## Work instructions
Transcribe the entries exactly; images are not part of the copy.

Dataset excerpt:
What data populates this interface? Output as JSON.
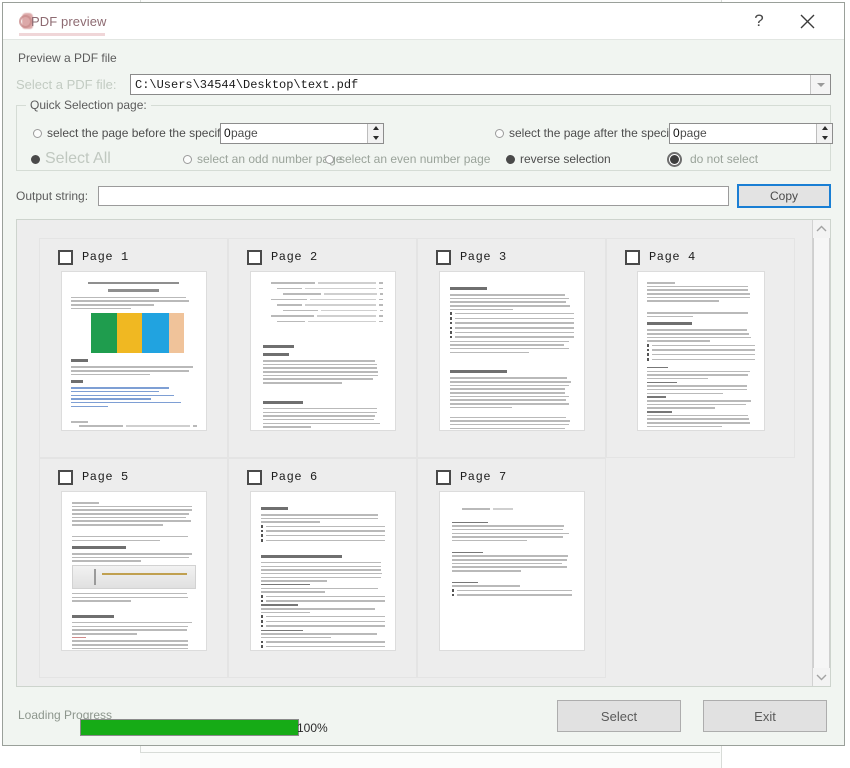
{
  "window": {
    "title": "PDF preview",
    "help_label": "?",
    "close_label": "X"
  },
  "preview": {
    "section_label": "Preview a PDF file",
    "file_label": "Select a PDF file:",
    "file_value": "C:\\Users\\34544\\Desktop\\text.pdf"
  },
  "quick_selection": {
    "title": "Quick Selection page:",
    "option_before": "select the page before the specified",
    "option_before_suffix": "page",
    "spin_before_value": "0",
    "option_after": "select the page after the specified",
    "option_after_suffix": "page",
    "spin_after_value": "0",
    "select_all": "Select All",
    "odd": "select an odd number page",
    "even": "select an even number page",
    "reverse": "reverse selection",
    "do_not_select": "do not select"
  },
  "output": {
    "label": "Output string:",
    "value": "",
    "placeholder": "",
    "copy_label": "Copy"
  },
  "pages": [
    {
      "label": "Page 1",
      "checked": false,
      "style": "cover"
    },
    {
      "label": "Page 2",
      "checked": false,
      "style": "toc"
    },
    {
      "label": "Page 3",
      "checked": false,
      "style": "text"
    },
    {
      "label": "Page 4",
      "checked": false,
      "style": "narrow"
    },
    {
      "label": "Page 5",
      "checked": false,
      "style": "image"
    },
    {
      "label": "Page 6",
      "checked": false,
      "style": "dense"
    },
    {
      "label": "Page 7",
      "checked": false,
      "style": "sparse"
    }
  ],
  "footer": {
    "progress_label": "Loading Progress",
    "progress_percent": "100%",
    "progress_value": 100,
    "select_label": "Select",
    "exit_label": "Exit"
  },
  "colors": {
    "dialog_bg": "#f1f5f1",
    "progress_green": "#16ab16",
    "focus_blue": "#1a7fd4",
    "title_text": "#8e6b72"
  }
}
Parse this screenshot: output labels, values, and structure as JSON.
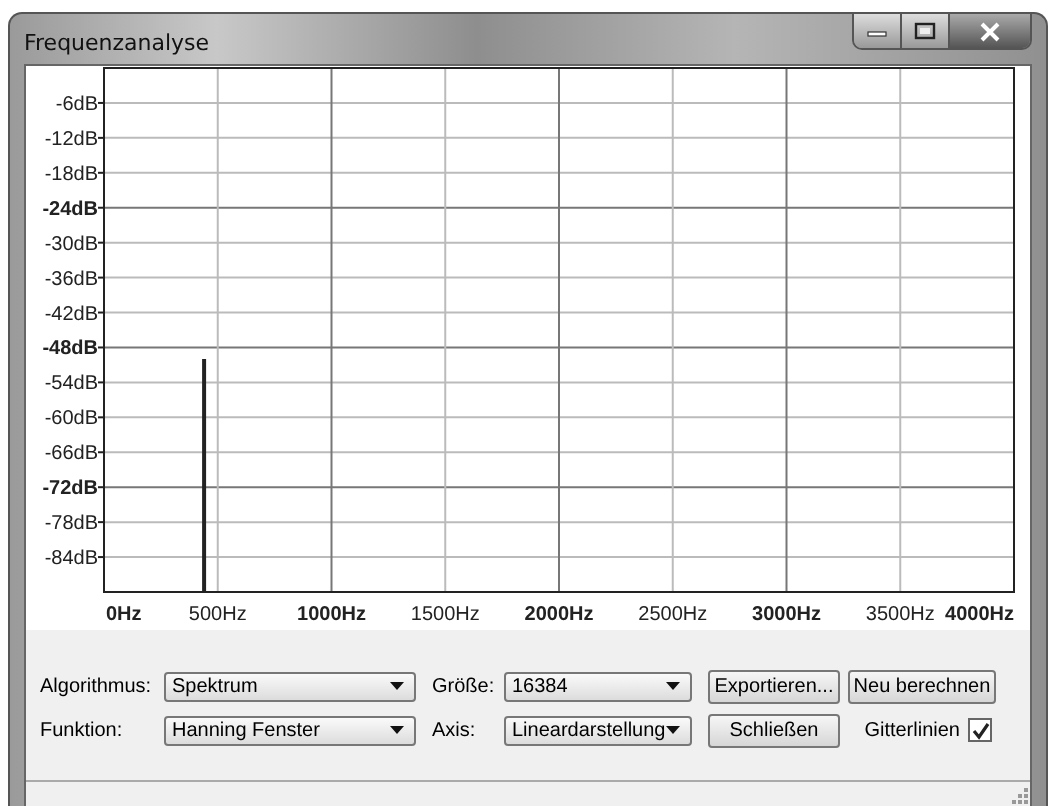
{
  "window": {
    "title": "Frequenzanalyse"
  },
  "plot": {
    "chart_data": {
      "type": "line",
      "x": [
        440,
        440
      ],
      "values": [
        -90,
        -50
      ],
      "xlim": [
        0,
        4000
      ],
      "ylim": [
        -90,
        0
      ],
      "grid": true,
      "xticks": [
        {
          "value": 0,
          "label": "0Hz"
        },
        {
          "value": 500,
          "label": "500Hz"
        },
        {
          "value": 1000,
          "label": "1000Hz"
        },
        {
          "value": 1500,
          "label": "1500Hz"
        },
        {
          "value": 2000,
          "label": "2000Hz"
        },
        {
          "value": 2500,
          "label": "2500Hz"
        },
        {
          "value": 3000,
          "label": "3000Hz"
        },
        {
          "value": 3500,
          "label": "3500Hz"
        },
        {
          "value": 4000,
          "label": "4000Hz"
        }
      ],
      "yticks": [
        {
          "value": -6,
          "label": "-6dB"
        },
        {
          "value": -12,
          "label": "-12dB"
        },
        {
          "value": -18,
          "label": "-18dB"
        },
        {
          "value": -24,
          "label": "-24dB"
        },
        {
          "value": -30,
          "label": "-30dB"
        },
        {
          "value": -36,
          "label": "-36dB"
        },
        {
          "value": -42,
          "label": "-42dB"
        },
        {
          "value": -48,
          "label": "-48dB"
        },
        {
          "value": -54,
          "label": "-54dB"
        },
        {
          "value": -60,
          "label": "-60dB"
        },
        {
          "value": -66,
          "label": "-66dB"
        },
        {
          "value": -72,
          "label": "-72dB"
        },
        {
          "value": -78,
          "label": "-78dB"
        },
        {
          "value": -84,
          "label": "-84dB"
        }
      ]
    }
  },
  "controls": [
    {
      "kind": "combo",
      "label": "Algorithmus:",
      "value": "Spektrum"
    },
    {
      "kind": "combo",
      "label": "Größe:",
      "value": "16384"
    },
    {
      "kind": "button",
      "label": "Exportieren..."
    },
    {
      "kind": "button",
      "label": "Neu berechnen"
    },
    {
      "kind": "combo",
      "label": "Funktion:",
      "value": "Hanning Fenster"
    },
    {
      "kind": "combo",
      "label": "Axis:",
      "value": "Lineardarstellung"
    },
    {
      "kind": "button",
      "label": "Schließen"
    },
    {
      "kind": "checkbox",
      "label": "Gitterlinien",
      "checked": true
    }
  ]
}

## Result
What data populates this interface? Output as JSON.
{
  "window": {
    "title": "PDF preview",
    "help_label": "?",
    "close_label": "X"
  },
  "preview": {
    "section_label": "Preview a PDF file",
    "file_label": "Select a PDF file:",
    "file_value": "C:\\Users\\34544\\Desktop\\text.pdf"
  },
  "quick_selection": {
    "title": "Quick Selection page:",
    "option_before": "select the page before the specified",
    "option_before_suffix": "page",
    "spin_before_value": "0",
    "option_after": "select the page after the specified",
    "option_after_suffix": "page",
    "spin_after_value": "0",
    "select_all": "Select All",
    "odd": "select an odd number page",
    "even": "select an even number page",
    "reverse": "reverse selection",
    "do_not_select": "do not select"
  },
  "output": {
    "label": "Output string:",
    "value": "",
    "placeholder": "",
    "copy_label": "Copy"
  },
  "pages": [
    {
      "label": "Page 1",
      "checked": false,
      "style": "cover"
    },
    {
      "label": "Page 2",
      "checked": false,
      "style": "toc"
    },
    {
      "label": "Page 3",
      "checked": false,
      "style": "text"
    },
    {
      "label": "Page 4",
      "checked": false,
      "style": "narrow"
    },
    {
      "label": "Page 5",
      "checked": false,
      "style": "image"
    },
    {
      "label": "Page 6",
      "checked": false,
      "style": "dense"
    },
    {
      "label": "Page 7",
      "checked": false,
      "style": "sparse"
    }
  ],
  "footer": {
    "progress_label": "Loading Progress",
    "progress_percent": "100%",
    "progress_value": 100,
    "select_label": "Select",
    "exit_label": "Exit"
  },
  "colors": {
    "dialog_bg": "#f1f5f1",
    "progress_green": "#16ab16",
    "focus_blue": "#1a7fd4",
    "title_text": "#8e6b72"
  }
}
Parse this screenshot: output labels, values, and structure as JSON.
{
  "window": {
    "title": "Frequenzanalyse"
  },
  "plot": {
    "chart_data": {
      "type": "line",
      "x": [
        440,
        440
      ],
      "values": [
        -90,
        -50
      ],
      "xlim": [
        0,
        4000
      ],
      "ylim": [
        -90,
        0
      ],
      "grid": true,
      "xticks": [
        {
          "value": 0,
          "label": "0Hz"
        },
        {
          "value": 500,
          "label": "500Hz"
        },
        {
          "value": 1000,
          "label": "1000Hz"
        },
        {
          "value": 1500,
          "label": "1500Hz"
        },
        {
          "value": 2000,
          "label": "2000Hz"
        },
        {
          "value": 2500,
          "label": "2500Hz"
        },
        {
          "value": 3000,
          "label": "3000Hz"
        },
        {
          "value": 3500,
          "label": "3500Hz"
        },
        {
          "value": 4000,
          "label": "4000Hz"
        }
      ],
      "yticks": [
        {
          "value": -6,
          "label": "-6dB"
        },
        {
          "value": -12,
          "label": "-12dB"
        },
        {
          "value": -18,
          "label": "-18dB"
        },
        {
          "value": -24,
          "label": "-24dB"
        },
        {
          "value": -30,
          "label": "-30dB"
        },
        {
          "value": -36,
          "label": "-36dB"
        },
        {
          "value": -42,
          "label": "-42dB"
        },
        {
          "value": -48,
          "label": "-48dB"
        },
        {
          "value": -54,
          "label": "-54dB"
        },
        {
          "value": -60,
          "label": "-60dB"
        },
        {
          "value": -66,
          "label": "-66dB"
        },
        {
          "value": -72,
          "label": "-72dB"
        },
        {
          "value": -78,
          "label": "-78dB"
        },
        {
          "value": -84,
          "label": "-84dB"
        }
      ]
    }
  },
  "controls": [
    {
      "kind": "combo",
      "label": "Algorithmus:",
      "value": "Spektrum"
    },
    {
      "kind": "combo",
      "label": "Größe:",
      "value": "16384"
    },
    {
      "kind": "button",
      "label": "Exportieren..."
    },
    {
      "kind": "button",
      "label": "Neu berechnen"
    },
    {
      "kind": "combo",
      "label": "Funktion:",
      "value": "Hanning Fenster"
    },
    {
      "kind": "combo",
      "label": "Axis:",
      "value": "Lineardarstellung"
    },
    {
      "kind": "button",
      "label": "Schließen"
    },
    {
      "kind": "checkbox",
      "label": "Gitterlinien",
      "checked": true
    }
  ]
}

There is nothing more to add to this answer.